_Written exercise_
Drop the pictures from the entries below, then reproduce the rest exactly.

Dataset entries on figures
───

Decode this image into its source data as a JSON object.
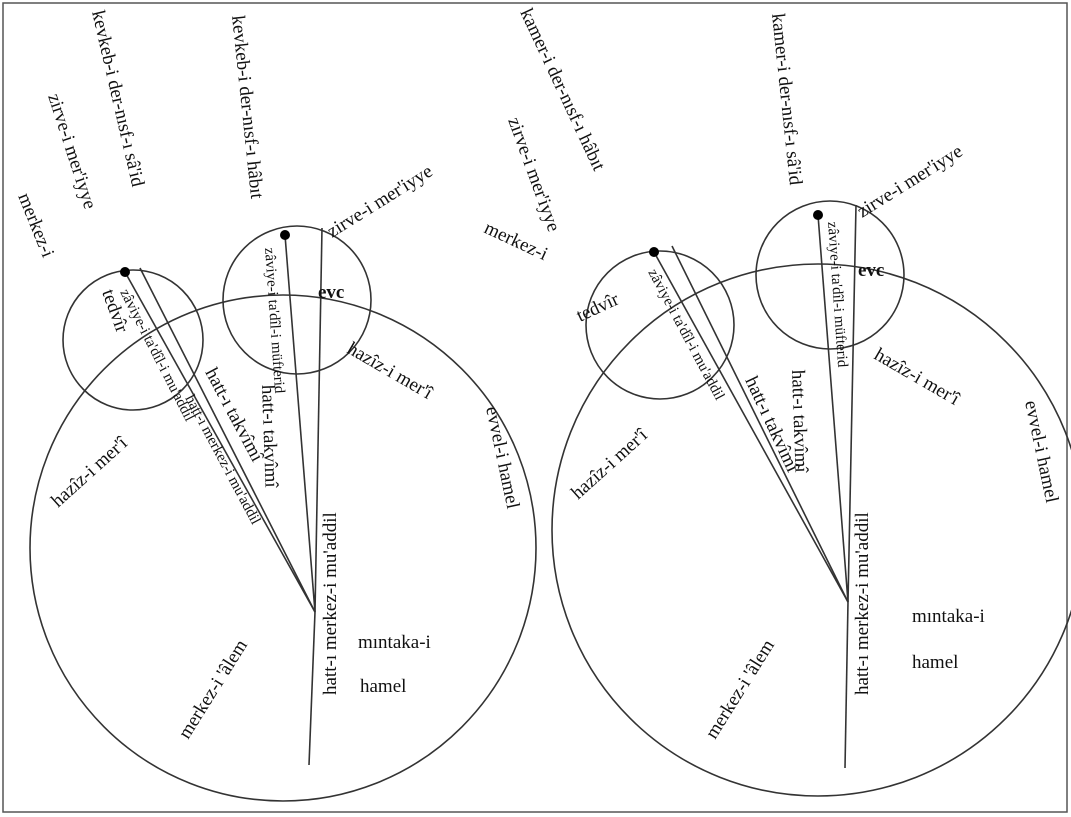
{
  "left": {
    "labels": [
      "kevkeb-i der-nısf-ı sâ'id",
      "zirve-i mer'iyye",
      "merkez-i",
      "tedvîr",
      "zâviye-i ta'dîl-i mu'addil",
      "kevkeb-i der-nısf-ı hâbıt",
      "zirve-i mer'iyye",
      "evc",
      "zâviye-i ta'dîl-i müfterid",
      "hatt-ı takvîmî",
      "hatt-ı merkez-i mu'addil",
      "hatt-ı takvîmî",
      "hazîz-i mer'î",
      "hazîz-i mer'î",
      "hatt-ı merkez-i mu'addil",
      "merkez-i 'âlem",
      "mıntaka-i",
      "hamel",
      "evvel-i hamel"
    ]
  },
  "right": {
    "labels": [
      "kamer-i der-nısf-ı hâbıt",
      "zirve-i mer'iyye",
      "merkez-i",
      "tedvîr",
      "zâviye-i ta'dîl-i mu'addil",
      "kamer-i der-nısf-ı sâ'id",
      "zirve-i mer'iyye",
      "evc",
      "zâviye-i ta'dîl-i müfterid",
      "hatt-ı takvîmî",
      "hatt-ı takvîmî",
      "hazîz-i mer'î",
      "hazîz-i mer'î",
      "hatt-ı merkez-i mu'addil",
      "merkez-i 'âlem",
      "mıntaka-i",
      "hamel",
      "evvel-i hamel"
    ]
  }
}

───

_Task solution_
Decode this image into its source data as a JSON object.
{
  "left": {
    "labels": [
      "kevkeb-i der-nısf-ı sâ'id",
      "zirve-i mer'iyye",
      "merkez-i",
      "tedvîr",
      "zâviye-i ta'dîl-i mu'addil",
      "kevkeb-i der-nısf-ı hâbıt",
      "zirve-i mer'iyye",
      "evc",
      "zâviye-i ta'dîl-i müfterid",
      "hatt-ı takvîmî",
      "hatt-ı merkez-i mu'addil",
      "hatt-ı takvîmî",
      "hazîz-i mer'î",
      "hazîz-i mer'î",
      "hatt-ı merkez-i mu'addil",
      "merkez-i 'âlem",
      "mıntaka-i",
      "hamel",
      "evvel-i hamel"
    ]
  },
  "right": {
    "labels": [
      "kamer-i der-nısf-ı hâbıt",
      "zirve-i mer'iyye",
      "merkez-i",
      "tedvîr",
      "zâviye-i ta'dîl-i mu'addil",
      "kamer-i der-nısf-ı sâ'id",
      "zirve-i mer'iyye",
      "evc",
      "zâviye-i ta'dîl-i müfterid",
      "hatt-ı takvîmî",
      "hatt-ı takvîmî",
      "hazîz-i mer'î",
      "hazîz-i mer'î",
      "hatt-ı merkez-i mu'addil",
      "merkez-i 'âlem",
      "mıntaka-i",
      "hamel",
      "evvel-i hamel"
    ]
  }
}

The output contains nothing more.